═══ Records for this task
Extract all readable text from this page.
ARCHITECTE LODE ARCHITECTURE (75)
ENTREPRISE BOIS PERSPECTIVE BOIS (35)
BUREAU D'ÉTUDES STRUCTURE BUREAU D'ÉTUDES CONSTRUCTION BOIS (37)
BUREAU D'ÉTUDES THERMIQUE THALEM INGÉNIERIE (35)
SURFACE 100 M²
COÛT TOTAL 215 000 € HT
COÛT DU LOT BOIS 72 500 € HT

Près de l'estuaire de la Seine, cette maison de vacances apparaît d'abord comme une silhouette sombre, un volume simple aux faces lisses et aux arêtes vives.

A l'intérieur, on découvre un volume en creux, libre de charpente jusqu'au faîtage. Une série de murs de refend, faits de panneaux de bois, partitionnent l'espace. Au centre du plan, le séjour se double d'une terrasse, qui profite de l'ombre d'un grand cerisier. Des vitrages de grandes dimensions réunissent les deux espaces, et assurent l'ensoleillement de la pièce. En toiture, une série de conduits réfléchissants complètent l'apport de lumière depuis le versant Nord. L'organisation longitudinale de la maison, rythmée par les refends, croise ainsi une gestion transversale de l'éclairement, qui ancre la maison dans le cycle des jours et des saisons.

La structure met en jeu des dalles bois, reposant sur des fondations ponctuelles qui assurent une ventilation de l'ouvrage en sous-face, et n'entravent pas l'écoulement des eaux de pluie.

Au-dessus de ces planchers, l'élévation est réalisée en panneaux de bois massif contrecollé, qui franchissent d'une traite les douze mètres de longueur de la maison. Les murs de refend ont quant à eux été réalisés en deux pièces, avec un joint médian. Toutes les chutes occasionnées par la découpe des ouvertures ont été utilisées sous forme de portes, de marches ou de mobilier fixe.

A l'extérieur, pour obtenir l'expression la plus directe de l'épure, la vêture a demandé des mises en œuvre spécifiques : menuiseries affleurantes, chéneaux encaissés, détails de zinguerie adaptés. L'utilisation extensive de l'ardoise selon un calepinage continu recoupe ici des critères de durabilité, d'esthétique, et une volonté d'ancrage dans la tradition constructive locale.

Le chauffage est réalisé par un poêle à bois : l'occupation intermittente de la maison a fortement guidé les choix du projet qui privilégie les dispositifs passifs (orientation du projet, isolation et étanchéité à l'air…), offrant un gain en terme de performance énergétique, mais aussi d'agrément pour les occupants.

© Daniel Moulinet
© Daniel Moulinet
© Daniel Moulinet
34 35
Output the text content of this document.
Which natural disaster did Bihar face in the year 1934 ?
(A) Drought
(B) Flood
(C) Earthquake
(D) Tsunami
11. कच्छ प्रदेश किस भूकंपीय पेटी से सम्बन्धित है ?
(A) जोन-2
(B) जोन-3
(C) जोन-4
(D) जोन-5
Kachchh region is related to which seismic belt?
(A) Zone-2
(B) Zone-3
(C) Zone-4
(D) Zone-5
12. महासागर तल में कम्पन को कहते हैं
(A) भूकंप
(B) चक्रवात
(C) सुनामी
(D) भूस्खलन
══════
═══ Records for this task
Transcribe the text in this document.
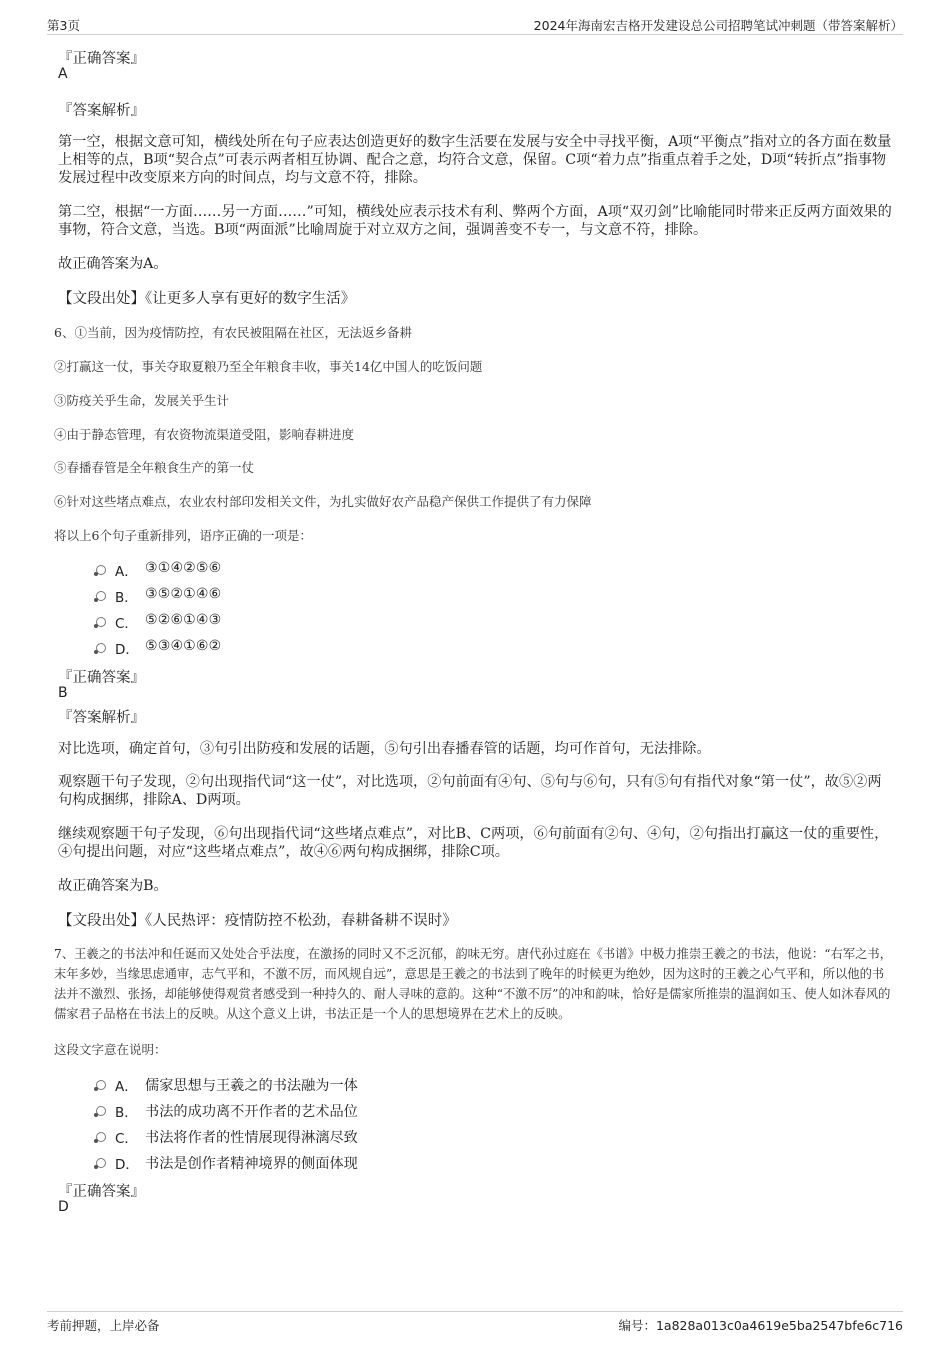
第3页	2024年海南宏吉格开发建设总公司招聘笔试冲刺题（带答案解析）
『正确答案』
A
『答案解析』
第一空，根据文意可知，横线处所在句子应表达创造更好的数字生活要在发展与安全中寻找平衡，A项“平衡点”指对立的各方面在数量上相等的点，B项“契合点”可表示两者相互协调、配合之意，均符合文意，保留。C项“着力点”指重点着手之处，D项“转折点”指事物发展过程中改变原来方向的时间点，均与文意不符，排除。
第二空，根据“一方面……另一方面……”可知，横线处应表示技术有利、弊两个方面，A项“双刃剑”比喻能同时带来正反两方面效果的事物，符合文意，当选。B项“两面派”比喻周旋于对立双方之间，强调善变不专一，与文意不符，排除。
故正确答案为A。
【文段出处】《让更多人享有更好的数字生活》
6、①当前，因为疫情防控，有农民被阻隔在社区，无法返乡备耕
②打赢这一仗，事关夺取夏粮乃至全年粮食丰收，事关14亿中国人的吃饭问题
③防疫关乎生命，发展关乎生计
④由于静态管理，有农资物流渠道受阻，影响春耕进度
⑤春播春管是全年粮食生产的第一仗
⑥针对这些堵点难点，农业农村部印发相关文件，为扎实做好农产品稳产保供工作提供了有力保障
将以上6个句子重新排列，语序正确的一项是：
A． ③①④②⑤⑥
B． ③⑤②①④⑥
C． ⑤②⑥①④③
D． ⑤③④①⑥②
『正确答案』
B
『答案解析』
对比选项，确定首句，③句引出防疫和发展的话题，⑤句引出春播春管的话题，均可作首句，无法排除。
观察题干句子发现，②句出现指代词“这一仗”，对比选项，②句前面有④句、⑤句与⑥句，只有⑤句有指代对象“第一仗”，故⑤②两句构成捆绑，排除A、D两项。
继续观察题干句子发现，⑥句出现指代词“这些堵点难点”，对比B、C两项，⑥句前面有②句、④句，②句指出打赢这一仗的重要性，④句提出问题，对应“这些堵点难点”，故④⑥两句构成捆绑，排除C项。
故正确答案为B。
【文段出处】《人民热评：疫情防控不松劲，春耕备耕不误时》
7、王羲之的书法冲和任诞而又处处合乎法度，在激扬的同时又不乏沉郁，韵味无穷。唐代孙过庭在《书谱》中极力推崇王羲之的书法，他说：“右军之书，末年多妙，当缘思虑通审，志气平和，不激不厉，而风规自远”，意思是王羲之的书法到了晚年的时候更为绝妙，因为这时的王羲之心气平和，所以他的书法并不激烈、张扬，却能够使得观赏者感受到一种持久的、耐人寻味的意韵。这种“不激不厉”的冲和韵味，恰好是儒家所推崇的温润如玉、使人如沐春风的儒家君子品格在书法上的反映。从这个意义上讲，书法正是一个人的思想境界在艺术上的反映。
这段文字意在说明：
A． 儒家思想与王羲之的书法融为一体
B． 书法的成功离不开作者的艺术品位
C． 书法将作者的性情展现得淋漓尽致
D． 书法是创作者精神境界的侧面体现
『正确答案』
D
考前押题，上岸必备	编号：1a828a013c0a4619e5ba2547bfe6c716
══════
═══ Records for this task
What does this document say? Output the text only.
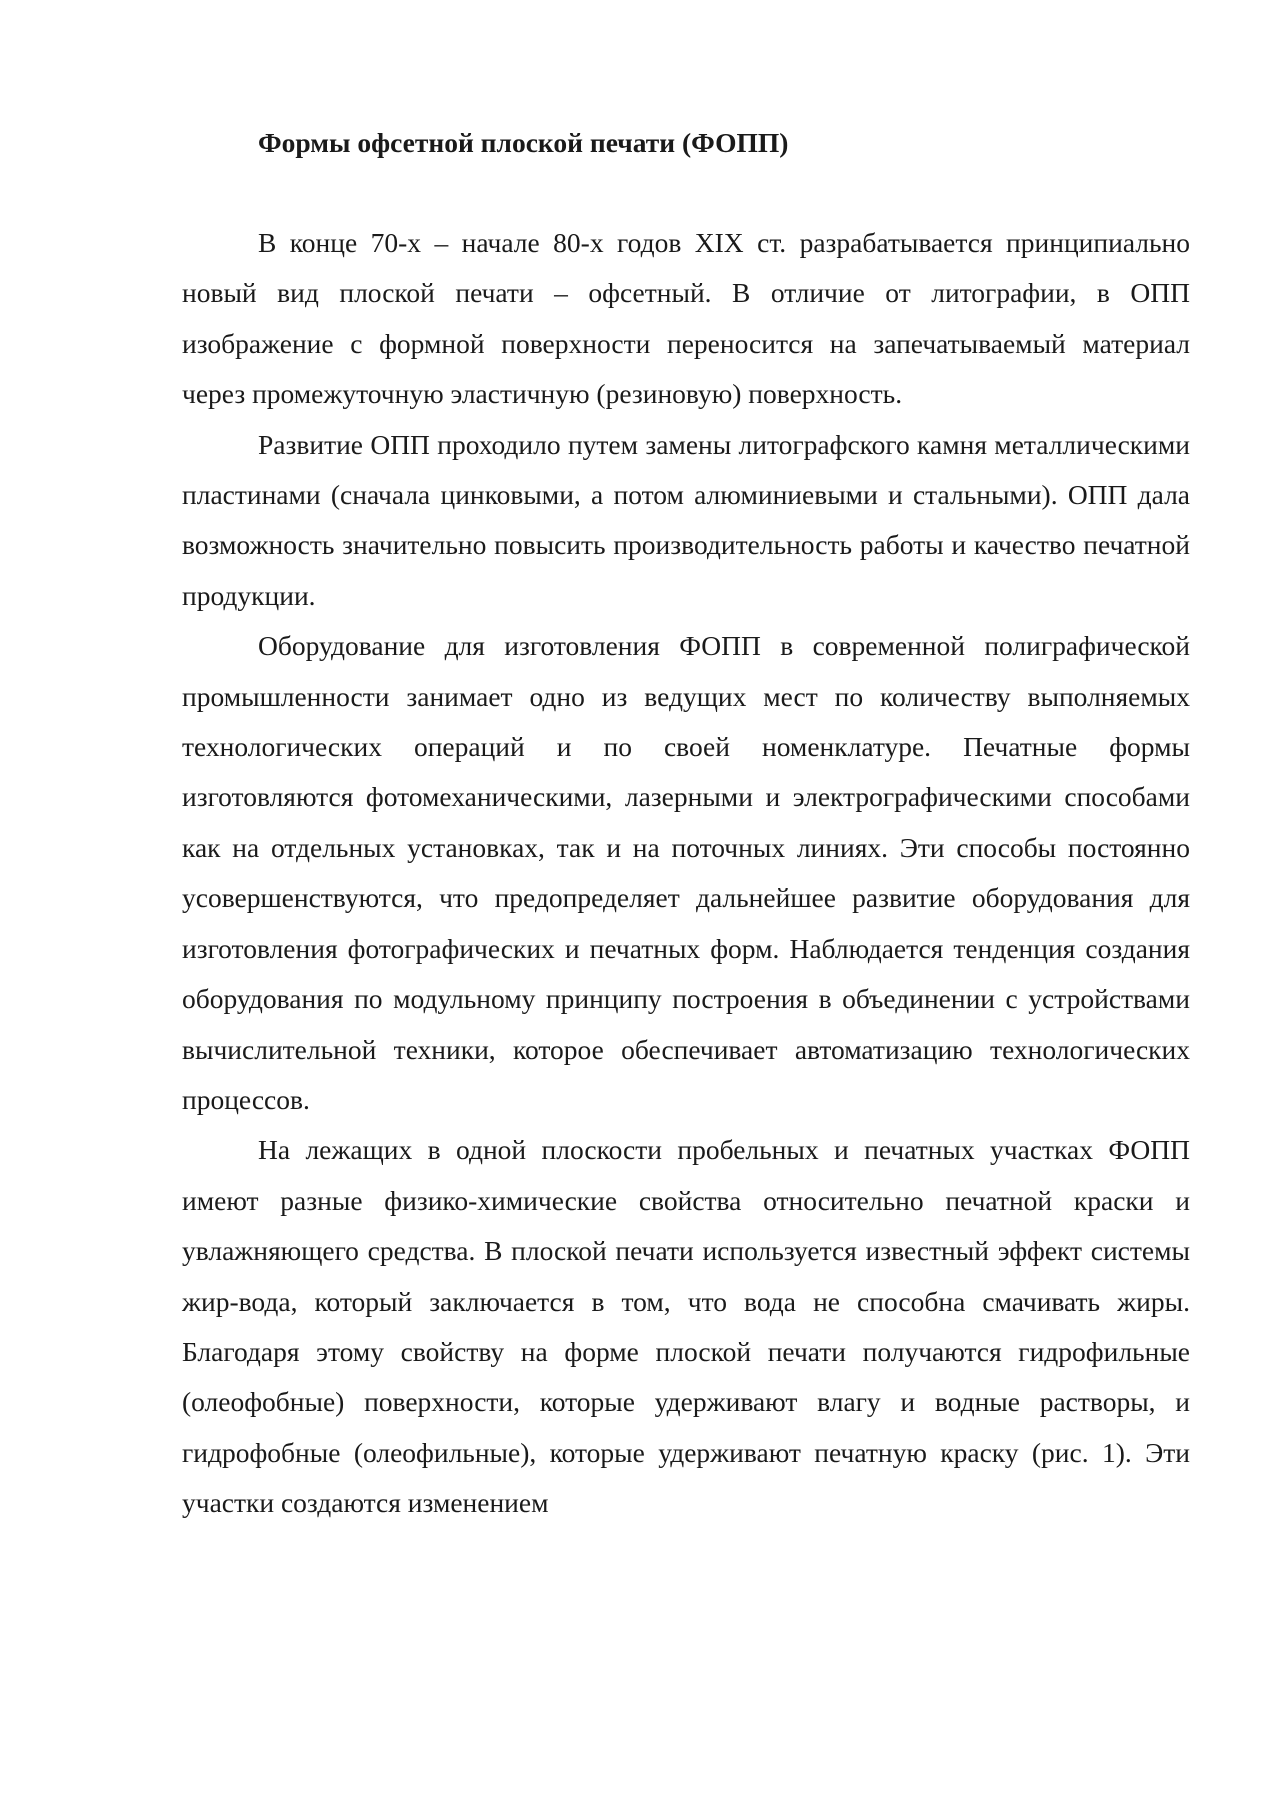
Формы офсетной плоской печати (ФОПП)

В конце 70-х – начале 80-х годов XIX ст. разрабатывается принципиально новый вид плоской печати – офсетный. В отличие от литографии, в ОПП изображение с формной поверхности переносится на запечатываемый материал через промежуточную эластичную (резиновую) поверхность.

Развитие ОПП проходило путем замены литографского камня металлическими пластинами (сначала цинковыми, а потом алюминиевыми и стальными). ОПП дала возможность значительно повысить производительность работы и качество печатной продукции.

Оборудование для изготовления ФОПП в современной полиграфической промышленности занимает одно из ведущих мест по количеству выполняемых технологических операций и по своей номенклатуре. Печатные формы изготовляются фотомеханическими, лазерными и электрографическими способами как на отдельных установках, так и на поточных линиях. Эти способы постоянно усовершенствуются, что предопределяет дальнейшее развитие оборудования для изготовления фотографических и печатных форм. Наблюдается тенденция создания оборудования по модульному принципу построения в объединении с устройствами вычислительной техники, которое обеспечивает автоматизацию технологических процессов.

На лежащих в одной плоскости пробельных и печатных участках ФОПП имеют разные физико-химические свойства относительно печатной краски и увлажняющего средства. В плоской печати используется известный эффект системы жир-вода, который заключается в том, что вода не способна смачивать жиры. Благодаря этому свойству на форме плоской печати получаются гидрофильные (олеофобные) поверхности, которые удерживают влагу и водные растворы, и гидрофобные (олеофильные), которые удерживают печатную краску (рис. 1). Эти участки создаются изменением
══════
What the task requires => Give the number of lines in the material above that have the word "COÛT" in them, and nothing more.

Task answer => 2